# SET EXERCISE 1:
In the forum thread on cloud hosting versus running your own servers, how many servers did Stack Overflow run on in 2014?

# QUOTED TEXT:
----

The funny thing is, today’s hardware is so crazy fast – particularly if you’re not paying Intel’s “Xeon Platinum” enterprise tax – that these kinds of super high throughput numbers are kinda not that tough to hit on just a few colocated boxes like the one in this blog post.

#28

My point is… the cloud is not built for a couple of guys in their basement. It’s build for large orgs who need multiple levels of redundancy, have to deal with all sorts of data sovereignty and HIPAA,GDPR (etc) compliance issues and quite frankly aren’t in the business of operating servers because they’re a shoe manufacturer or an insurance company. Whilst I don’t doubt that a single hardcore server can crank out some QPS, when you start adding globally consistent data stores, external APIs or dependent systems etc you quickly realize that you’re actually I/O bound and the fattest machine on the planet isn’t going to help unless you can scale up to a few thousand instances of your app in a few seconds, then scale back down to nothing so you’re not paying out the ass for machines you’re not using.

And don’t get me started on security. Sure you can run your own kit and save some pennies, until you’re pwned by the next linux kernel vulnerability and you have to take your entire system down to patch the OS, and I’m sure it’s fine that you just run the OSS version of every single cloud service you’d want and that it won’t have any security holes that mean your customers personal information ends up being downloaded by your second cousin using a Russian VPN and a raspberry pi. I mean, how hard is it to run a messaging bus, database, search index, map reduce cluster, index service, logs analysis and data storage system, all securely and using a common set of control credentials. Should be pretty easy right?

Comparing the cost of a server you buy against the cost of a cloud provider is nonsensical unless you plan to actually measure it correctly, and when you do generally you’ll find the cloud is the biggest bargain out there.

</end_rant>

1 Like
#29

A few thousand? I don’t think so. As an example, Stack Overflow, which I co-founded, ran on 25 servers in 2014:

http://highscalability.com/blog/2014/7/21/stackoverflow-update-560m-pageviews-a-month-25-servers-and-i.html

Servers, drives, and CPUs have all gotten larger and faster since then, for basically the same prices.

As long as you take OS defaults, use the auto-update mechanism built into the OS, and reboot every 6 months or so, you’re fine. Remember those ~325 Discourse $99 cloud installations from 2014-2016 I referenced, above? Guess how many got p0wned with security issues? Zero. I’ve lived this test (literally, as I was personally responsible for all those installs) and I’m comfortable with what the real world data showed me in that two year period.

----

# SET EXERCISE 2:
Reproduce the entries verbatim, starting at their first line and stopping after the line that contains "news-link[interactable]: 11月5日（木曜日）長: [939, 2179, 1083, 2203]".

----

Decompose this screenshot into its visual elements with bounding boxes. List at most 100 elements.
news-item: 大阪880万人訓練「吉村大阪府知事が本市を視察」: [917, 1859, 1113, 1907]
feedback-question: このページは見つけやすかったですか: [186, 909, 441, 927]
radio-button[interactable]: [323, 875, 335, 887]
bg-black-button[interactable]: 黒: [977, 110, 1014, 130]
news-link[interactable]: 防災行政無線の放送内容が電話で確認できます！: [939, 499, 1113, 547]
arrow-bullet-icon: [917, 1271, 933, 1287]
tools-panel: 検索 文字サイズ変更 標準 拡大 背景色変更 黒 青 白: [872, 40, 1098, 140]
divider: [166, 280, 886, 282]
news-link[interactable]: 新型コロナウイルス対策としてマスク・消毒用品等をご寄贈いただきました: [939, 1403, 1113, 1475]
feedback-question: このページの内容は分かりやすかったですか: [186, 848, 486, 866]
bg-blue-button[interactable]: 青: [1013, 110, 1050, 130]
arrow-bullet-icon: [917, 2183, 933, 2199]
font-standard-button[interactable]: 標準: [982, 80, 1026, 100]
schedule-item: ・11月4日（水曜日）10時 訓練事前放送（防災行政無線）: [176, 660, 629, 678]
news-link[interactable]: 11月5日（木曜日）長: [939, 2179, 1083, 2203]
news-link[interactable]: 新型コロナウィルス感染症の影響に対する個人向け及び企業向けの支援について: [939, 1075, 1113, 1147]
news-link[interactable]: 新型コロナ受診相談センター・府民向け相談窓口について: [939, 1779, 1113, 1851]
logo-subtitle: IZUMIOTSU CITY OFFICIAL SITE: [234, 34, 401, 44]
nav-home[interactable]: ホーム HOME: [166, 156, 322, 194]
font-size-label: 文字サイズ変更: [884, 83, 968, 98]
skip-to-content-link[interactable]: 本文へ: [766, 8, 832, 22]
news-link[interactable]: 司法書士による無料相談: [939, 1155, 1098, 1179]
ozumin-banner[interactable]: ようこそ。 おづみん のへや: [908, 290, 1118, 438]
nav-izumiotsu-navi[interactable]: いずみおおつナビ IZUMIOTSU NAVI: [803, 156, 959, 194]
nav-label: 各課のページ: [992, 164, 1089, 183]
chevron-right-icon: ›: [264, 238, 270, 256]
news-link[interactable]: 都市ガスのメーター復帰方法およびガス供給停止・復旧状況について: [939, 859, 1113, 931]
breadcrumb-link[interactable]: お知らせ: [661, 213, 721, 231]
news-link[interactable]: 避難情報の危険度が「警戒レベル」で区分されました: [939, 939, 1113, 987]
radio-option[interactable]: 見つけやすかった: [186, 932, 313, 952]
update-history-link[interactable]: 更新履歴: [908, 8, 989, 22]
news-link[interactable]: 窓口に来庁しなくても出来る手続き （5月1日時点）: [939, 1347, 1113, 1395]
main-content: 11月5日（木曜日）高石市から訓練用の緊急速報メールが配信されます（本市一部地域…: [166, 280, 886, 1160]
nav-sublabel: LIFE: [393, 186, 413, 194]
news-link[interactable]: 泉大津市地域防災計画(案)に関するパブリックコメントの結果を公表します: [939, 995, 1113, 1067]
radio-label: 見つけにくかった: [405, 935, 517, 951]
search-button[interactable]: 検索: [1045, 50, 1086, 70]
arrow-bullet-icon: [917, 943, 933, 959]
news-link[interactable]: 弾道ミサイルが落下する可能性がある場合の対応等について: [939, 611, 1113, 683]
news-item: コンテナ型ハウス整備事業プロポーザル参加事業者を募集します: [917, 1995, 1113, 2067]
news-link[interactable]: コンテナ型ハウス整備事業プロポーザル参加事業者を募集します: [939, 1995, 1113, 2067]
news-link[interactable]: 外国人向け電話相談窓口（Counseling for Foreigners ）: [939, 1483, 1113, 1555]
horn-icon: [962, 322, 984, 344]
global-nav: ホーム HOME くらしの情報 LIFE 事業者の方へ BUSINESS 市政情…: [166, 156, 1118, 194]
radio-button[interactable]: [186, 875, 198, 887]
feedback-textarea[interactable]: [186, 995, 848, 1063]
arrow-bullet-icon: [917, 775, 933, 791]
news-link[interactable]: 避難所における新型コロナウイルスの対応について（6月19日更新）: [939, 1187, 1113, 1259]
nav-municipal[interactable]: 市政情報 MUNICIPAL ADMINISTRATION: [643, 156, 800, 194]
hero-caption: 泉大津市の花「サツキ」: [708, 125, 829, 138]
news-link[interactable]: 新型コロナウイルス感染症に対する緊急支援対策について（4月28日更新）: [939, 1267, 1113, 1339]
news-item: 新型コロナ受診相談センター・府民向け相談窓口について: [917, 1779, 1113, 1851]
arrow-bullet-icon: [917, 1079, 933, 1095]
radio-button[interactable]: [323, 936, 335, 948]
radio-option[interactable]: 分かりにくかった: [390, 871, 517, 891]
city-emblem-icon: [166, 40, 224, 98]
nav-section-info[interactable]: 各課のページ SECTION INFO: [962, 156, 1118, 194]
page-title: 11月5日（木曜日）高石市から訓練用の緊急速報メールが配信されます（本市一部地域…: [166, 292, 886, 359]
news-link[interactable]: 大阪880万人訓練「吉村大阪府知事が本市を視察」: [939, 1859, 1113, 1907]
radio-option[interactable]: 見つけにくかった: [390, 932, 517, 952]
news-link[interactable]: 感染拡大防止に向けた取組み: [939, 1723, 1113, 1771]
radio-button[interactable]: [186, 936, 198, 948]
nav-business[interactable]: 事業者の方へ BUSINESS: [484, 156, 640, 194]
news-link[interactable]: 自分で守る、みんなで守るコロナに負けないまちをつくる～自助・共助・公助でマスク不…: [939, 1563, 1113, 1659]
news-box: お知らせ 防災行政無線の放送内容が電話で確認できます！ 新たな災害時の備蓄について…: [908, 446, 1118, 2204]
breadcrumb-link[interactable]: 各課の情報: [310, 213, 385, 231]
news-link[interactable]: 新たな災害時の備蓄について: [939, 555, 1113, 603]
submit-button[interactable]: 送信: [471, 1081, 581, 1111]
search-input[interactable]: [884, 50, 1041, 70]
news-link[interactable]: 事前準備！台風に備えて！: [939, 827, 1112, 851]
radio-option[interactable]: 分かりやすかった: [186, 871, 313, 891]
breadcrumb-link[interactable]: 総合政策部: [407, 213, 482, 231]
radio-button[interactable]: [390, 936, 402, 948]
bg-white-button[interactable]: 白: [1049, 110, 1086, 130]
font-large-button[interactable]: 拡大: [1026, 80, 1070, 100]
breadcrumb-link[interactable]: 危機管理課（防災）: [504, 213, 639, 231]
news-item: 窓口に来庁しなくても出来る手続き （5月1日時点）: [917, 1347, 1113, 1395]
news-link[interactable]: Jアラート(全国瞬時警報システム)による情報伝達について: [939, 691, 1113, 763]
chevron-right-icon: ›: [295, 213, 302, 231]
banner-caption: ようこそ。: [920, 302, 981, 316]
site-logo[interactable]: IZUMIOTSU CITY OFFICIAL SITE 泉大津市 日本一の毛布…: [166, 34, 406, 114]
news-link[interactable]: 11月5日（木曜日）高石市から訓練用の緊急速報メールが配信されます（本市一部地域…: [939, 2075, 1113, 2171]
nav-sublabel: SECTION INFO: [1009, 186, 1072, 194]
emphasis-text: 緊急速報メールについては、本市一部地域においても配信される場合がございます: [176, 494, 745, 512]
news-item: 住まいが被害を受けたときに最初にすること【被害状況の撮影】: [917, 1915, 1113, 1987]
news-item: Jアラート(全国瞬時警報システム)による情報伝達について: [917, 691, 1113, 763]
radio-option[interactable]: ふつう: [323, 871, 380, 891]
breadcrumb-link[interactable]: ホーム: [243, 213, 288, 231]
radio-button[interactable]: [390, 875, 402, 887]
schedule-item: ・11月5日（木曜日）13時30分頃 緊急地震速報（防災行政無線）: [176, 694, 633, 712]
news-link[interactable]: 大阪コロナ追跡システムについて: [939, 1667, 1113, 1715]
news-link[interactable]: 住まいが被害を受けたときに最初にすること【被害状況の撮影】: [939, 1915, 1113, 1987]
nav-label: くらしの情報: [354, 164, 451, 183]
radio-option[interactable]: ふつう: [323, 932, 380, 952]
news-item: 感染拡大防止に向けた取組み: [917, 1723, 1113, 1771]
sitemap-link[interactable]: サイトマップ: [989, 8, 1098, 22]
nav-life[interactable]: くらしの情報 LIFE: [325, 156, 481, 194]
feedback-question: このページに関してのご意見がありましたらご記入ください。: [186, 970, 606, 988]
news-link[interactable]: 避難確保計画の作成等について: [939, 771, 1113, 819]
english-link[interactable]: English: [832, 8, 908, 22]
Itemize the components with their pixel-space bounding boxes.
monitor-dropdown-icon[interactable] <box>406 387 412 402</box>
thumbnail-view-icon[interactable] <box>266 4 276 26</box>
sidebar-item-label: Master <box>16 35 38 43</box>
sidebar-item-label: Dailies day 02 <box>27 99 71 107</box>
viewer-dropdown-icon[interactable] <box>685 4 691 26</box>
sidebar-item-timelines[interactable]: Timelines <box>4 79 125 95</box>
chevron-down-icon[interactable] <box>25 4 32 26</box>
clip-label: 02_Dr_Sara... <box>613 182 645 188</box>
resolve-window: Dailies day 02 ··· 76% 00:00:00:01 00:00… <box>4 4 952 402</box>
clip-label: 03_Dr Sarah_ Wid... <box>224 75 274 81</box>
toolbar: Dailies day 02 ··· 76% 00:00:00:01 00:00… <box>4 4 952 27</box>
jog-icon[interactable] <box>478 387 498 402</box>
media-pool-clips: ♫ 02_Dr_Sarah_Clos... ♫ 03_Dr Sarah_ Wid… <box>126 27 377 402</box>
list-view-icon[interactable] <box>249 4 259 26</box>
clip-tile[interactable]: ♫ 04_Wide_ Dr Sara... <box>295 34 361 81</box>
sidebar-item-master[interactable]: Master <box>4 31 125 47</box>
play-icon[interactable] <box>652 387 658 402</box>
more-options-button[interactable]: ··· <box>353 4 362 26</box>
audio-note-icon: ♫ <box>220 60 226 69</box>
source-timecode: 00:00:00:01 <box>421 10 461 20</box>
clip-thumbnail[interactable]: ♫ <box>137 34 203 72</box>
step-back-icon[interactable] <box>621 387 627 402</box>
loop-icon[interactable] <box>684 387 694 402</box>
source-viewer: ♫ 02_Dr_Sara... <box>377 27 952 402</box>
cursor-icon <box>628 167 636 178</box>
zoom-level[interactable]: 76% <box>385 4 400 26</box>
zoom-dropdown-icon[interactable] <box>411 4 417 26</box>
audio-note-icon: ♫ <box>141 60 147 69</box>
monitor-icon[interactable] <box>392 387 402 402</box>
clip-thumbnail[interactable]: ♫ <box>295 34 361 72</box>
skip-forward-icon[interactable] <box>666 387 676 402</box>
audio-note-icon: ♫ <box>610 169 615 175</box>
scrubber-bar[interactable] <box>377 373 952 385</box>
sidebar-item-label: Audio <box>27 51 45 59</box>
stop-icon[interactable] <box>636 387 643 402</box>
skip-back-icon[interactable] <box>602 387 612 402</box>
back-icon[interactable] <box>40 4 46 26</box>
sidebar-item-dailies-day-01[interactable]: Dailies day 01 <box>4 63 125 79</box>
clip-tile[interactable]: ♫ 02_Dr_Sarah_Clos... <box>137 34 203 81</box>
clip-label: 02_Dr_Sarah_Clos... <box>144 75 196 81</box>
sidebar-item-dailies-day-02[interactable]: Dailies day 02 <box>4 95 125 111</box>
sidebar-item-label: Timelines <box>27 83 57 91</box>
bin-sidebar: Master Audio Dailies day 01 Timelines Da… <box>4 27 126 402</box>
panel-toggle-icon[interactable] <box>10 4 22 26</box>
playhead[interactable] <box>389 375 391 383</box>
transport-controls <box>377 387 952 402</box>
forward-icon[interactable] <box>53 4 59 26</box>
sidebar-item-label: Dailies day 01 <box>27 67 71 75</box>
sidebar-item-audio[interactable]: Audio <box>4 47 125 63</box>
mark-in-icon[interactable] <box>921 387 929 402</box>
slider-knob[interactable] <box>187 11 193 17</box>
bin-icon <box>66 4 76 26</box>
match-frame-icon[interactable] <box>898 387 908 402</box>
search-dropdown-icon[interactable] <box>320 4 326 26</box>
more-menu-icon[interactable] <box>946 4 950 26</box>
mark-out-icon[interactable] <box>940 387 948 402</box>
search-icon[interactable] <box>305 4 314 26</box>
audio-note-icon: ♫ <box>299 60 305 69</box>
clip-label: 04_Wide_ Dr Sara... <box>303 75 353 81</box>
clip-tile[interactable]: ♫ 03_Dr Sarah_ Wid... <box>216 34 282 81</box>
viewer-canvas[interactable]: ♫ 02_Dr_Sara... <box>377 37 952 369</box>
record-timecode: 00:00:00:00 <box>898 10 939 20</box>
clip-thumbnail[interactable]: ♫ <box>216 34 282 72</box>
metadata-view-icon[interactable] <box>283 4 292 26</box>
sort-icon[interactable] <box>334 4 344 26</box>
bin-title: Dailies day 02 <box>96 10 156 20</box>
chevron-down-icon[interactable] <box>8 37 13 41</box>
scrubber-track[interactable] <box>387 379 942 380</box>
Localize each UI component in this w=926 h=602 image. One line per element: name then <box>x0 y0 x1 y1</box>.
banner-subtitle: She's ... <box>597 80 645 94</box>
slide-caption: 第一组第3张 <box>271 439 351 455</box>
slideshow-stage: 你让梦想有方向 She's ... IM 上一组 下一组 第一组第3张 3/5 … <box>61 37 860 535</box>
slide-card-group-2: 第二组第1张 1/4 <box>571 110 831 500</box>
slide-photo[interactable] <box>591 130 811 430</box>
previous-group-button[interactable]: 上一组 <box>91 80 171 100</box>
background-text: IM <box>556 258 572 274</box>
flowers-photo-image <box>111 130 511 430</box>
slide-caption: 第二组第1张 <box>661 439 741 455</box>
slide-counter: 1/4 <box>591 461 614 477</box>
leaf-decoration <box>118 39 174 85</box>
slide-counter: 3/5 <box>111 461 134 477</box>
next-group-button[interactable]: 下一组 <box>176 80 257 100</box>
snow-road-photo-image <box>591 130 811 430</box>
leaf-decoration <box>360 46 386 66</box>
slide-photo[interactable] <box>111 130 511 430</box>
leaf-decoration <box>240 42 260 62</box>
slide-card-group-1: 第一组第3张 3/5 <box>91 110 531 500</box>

----

# WRITTEN ANSWER 1:
25 servers.

# WRITTEN ANSWER 2:
Decompose this screenshot into its visual elements with bounding boxes. List at most 100 elements.
news-item: 大阪880万人訓練「吉村大阪府知事が本市を視察」: [917, 1859, 1113, 1907]
feedback-question: このページは見つけやすかったですか: [186, 909, 441, 927]
radio-button[interactable]: [323, 875, 335, 887]
bg-black-button[interactable]: 黒: [977, 110, 1014, 130]
news-link[interactable]: 防災行政無線の放送内容が電話で確認できます！: [939, 499, 1113, 547]
arrow-bullet-icon: [917, 1271, 933, 1287]
tools-panel: 検索 文字サイズ変更 標準 拡大 背景色変更 黒 青 白: [872, 40, 1098, 140]
divider: [166, 280, 886, 282]
news-link[interactable]: 新型コロナウイルス対策としてマスク・消毒用品等をご寄贈いただきました: [939, 1403, 1113, 1475]
feedback-question: このページの内容は分かりやすかったですか: [186, 848, 486, 866]
bg-blue-button[interactable]: 青: [1013, 110, 1050, 130]
arrow-bullet-icon: [917, 2183, 933, 2199]
font-standard-button[interactable]: 標準: [982, 80, 1026, 100]
schedule-item: ・11月4日（水曜日）10時 訓練事前放送（防災行政無線）: [176, 660, 629, 678]
news-link[interactable]: 11月5日（木曜日）長: [939, 2179, 1083, 2203]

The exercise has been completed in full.